§ **MATERIAL PROVIDED**

#####

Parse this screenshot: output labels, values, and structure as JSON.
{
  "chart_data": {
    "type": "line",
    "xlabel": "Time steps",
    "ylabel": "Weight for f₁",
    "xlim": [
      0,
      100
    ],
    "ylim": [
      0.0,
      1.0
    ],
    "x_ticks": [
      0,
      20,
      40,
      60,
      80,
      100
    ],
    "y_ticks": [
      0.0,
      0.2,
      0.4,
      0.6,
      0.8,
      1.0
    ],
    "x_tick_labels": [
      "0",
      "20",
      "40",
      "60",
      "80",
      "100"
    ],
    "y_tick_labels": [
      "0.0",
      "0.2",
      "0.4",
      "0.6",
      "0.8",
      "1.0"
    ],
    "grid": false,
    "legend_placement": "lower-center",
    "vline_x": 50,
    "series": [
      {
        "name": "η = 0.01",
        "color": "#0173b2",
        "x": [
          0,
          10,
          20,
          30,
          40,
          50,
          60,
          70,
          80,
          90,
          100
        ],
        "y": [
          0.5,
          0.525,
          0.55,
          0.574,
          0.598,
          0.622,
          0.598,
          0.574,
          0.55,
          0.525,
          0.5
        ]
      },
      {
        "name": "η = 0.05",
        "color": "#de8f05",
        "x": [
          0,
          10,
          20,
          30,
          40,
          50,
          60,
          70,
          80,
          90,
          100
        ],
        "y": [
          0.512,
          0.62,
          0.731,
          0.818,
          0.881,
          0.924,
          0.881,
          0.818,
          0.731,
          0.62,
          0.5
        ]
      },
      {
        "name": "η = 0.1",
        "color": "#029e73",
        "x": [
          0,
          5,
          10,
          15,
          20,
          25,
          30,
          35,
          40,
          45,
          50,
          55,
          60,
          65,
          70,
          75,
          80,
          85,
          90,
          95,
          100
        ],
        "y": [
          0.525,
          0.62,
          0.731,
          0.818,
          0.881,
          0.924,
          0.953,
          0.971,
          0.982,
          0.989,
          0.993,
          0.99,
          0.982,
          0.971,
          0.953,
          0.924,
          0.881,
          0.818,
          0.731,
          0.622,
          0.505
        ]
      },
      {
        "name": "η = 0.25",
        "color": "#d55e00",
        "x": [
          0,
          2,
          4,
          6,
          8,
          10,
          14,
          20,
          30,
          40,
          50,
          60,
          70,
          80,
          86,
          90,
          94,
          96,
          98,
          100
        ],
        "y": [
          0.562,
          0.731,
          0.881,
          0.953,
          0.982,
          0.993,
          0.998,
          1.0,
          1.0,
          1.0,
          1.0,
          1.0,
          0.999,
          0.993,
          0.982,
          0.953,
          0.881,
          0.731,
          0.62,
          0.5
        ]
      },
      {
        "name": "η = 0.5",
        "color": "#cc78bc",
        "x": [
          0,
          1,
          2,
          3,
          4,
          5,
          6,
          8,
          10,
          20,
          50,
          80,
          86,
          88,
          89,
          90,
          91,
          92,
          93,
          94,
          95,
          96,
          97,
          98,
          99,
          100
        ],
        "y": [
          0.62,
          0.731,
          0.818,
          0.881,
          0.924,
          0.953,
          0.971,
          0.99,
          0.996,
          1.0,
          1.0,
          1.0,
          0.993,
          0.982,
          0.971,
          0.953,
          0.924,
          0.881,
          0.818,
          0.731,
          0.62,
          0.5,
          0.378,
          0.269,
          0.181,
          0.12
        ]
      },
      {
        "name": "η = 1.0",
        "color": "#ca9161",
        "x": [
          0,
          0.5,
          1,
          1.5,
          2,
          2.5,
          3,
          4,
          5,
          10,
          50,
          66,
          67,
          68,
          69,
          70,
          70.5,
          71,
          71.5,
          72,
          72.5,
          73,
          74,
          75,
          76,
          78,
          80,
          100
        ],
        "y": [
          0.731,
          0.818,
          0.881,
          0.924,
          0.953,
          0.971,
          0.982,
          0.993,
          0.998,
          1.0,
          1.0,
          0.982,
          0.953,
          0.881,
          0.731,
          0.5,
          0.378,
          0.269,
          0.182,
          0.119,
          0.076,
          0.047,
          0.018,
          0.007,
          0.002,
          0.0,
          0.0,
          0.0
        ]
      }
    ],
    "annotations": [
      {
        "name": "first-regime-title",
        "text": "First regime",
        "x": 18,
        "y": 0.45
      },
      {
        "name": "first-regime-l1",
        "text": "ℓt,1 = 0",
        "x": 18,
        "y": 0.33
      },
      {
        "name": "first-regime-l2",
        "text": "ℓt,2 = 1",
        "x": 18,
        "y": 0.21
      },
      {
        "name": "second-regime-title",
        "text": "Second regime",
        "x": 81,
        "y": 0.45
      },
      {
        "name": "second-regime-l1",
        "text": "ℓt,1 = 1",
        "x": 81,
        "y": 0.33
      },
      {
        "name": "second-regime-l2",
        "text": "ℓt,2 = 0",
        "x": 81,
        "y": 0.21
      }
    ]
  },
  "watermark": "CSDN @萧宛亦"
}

#####

§ **AIM**
Reproduce all of the data exactly as given.

§ **ANSWER TO THE EXERCISE**
Parse this screenshot: output labels, values, and structure as JSON.
{
  "chart_data": {
    "type": "line",
    "xlabel": "Time steps",
    "ylabel": "Weight for f₁",
    "xlim": [
      0,
      100
    ],
    "ylim": [
      0.0,
      1.0
    ],
    "x_ticks": [
      0,
      20,
      40,
      60,
      80,
      100
    ],
    "y_ticks": [
      0.0,
      0.2,
      0.4,
      0.6,
      0.8,
      1.0
    ],
    "x_tick_labels": [
      "0",
      "20",
      "40",
      "60",
      "80",
      "100"
    ],
    "y_tick_labels": [
      "0.0",
      "0.2",
      "0.4",
      "0.6",
      "0.8",
      "1.0"
    ],
    "grid": false,
    "legend_placement": "lower-center",
    "vline_x": 50,
    "series": [
      {
        "name": "η = 0.01",
        "color": "#0173b2",
        "x": [
          0,
          10,
          20,
          30,
          40,
          50,
          60,
          70,
          80,
          90,
          100
        ],
        "y": [
          0.5,
          0.525,
          0.55,
          0.574,
          0.598,
          0.622,
          0.598,
          0.574,
          0.55,
          0.525,
          0.5
        ]
      },
      {
        "name": "η = 0.05",
        "color": "#de8f05",
        "x": [
          0,
          10,
          20,
          30,
          40,
          50,
          60,
          70,
          80,
          90,
          100
        ],
        "y": [
          0.512,
          0.62,
          0.731,
          0.818,
          0.881,
          0.924,
          0.881,
          0.818,
          0.731,
          0.62,
          0.5
        ]
      },
      {
        "name": "η = 0.1",
        "color": "#029e73",
        "x": [
          0,
          5,
          10,
          15,
          20,
          25,
          30,
          35,
          40,
          45,
          50,
          55,
          60,
          65,
          70,
          75,
          80,
          85,
          90,
          95,
          100
        ],
        "y": [
          0.525,
          0.62,
          0.731,
          0.818,
          0.881,
          0.924,
          0.953,
          0.971,
          0.982,
          0.989,
          0.993,
          0.99,
          0.982,
          0.971,
          0.953,
          0.924,
          0.881,
          0.818,
          0.731,
          0.622,
          0.505
        ]
      },
      {
        "name": "η = 0.25",
        "color": "#d55e00",
        "x": [
          0,
          2,
          4,
          6,
          8,
          10,
          14,
          20,
          30,
          40,
          50,
          60,
          70,
          80,
          86,
          90,
          94,
          96,
          98,
          100
        ],
        "y": [
          0.562,
          0.731,
          0.881,
          0.953,
          0.982,
          0.993,
          0.998,
          1.0,
          1.0,
          1.0,
          1.0,
          1.0,
          0.999,
          0.993,
          0.982,
          0.953,
          0.881,
          0.731,
          0.62,
          0.5
        ]
      },
      {
        "name": "η = 0.5",
        "color": "#cc78bc",
        "x": [
          0,
          1,
          2,
          3,
          4,
          5,
          6,
          8,
          10,
          20,
          50,
          80,
          86,
          88,
          89,
          90,
          91,
          92,
          93,
          94,
          95,
          96,
          97,
          98,
          99,
          100
        ],
        "y": [
          0.62,
          0.731,
          0.818,
          0.881,
          0.924,
          0.953,
          0.971,
          0.99,
          0.996,
          1.0,
          1.0,
          1.0,
          0.993,
          0.982,
          0.971,
          0.953,
          0.924,
          0.881,
          0.818,
          0.731,
          0.62,
          0.5,
          0.378,
          0.269,
          0.181,
          0.12
        ]
      },
      {
        "name": "η = 1.0",
        "color": "#ca9161",
        "x": [
          0,
          0.5,
          1,
          1.5,
          2,
          2.5,
          3,
          4,
          5,
          10,
          50,
          66,
          67,
          68,
          69,
          70,
          70.5,
          71,
          71.5,
          72,
          72.5,
          73,
          74,
          75,
          76,
          78,
          80,
          100
        ],
        "y": [
          0.731,
          0.818,
          0.881,
          0.924,
          0.953,
          0.971,
          0.982,
          0.993,
          0.998,
          1.0,
          1.0,
          0.982,
          0.953,
          0.881,
          0.731,
          0.5,
          0.378,
          0.269,
          0.182,
          0.119,
          0.076,
          0.047,
          0.018,
          0.007,
          0.002,
          0.0,
          0.0,
          0.0
        ]
      }
    ],
    "annotations": [
      {
        "name": "first-regime-title",
        "text": "First regime",
        "x": 18,
        "y": 0.45
      },
      {
        "name": "first-regime-l1",
        "text": "ℓt,1 = 0",
        "x": 18,
        "y": 0.33
      },
      {
        "name": "first-regime-l2",
        "text": "ℓt,2 = 1",
        "x": 18,
        "y": 0.21
      },
      {
        "name": "second-regime-title",
        "text": "Second regime",
        "x": 81,
        "y": 0.45
      },
      {
        "name": "second-regime-l1",
        "text": "ℓt,1 = 1",
        "x": 81,
        "y": 0.33
      },
      {
        "name": "second-regime-l2",
        "text": "ℓt,2 = 0",
        "x": 81,
        "y": 0.21
      }
    ]
  },
  "watermark": "CSDN @萧宛亦"
}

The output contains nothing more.